What to do ▸ In the records that follow, locate every line with "text" and extract it.

— BEGIN Records for this exercise —

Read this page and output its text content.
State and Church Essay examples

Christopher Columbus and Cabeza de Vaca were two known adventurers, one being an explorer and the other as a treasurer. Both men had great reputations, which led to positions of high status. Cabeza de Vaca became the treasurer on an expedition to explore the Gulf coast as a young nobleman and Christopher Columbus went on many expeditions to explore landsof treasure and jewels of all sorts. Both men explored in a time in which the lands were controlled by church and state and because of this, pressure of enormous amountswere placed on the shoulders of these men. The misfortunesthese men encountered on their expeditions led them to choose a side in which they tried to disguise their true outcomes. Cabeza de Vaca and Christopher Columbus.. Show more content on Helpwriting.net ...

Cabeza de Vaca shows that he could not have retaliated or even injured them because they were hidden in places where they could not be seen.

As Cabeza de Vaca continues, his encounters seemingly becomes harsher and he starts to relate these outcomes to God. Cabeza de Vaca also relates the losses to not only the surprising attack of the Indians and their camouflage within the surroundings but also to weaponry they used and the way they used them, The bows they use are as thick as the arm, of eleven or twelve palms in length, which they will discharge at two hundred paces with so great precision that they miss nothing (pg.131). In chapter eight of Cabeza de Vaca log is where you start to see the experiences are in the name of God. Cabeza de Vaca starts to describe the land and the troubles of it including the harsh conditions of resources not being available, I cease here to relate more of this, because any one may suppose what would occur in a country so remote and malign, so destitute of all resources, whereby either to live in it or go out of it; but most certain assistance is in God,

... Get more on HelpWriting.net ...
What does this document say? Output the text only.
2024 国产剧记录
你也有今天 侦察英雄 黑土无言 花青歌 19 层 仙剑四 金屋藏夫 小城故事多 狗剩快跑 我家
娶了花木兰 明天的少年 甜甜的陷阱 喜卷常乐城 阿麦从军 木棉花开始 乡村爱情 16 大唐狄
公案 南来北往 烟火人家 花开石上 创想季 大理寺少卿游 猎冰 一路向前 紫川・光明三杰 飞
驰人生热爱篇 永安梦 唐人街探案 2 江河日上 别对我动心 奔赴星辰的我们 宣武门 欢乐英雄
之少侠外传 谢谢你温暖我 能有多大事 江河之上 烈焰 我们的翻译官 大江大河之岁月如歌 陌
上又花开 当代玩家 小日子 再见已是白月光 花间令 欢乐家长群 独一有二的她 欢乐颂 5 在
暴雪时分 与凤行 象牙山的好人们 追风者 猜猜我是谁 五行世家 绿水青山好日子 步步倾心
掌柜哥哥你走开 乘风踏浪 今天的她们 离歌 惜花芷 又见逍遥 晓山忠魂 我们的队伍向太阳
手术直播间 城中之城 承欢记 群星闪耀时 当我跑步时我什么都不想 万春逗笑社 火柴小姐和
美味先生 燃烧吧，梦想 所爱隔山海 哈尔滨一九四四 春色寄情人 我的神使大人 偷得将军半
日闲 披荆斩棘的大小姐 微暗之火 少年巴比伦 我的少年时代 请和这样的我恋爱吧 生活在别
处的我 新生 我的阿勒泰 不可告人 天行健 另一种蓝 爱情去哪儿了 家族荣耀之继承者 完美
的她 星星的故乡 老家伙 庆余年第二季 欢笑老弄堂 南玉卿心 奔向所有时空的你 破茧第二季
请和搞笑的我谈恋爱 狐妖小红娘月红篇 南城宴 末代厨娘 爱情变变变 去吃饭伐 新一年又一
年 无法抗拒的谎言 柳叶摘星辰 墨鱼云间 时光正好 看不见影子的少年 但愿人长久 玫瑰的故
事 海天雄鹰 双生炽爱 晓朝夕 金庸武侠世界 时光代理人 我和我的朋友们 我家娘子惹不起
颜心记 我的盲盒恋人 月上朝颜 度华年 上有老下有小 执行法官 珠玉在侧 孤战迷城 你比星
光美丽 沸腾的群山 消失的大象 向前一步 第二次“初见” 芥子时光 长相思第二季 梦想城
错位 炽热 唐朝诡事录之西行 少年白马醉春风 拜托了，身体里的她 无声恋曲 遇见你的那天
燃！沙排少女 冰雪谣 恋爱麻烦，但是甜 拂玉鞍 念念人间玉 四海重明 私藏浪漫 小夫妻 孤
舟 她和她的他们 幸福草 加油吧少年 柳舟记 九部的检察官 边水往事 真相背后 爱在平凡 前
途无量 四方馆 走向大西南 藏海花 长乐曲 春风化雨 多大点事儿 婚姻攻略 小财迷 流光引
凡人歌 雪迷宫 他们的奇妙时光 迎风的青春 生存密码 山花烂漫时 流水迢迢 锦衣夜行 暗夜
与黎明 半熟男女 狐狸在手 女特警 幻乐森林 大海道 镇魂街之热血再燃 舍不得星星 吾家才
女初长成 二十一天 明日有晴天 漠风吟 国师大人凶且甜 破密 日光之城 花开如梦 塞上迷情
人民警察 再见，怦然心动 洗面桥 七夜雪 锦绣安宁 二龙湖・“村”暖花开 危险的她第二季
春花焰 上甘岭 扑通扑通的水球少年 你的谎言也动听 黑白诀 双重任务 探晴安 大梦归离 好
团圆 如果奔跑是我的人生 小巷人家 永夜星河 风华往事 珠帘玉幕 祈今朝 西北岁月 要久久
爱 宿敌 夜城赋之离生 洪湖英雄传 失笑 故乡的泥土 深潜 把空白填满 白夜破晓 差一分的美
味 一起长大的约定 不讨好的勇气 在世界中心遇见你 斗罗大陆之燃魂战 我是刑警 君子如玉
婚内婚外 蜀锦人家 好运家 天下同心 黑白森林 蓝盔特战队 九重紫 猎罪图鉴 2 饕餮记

— END Records for this exercise —

Response to the exercise ▸
Read this page and output its text content.
What does this document say? Output the text only.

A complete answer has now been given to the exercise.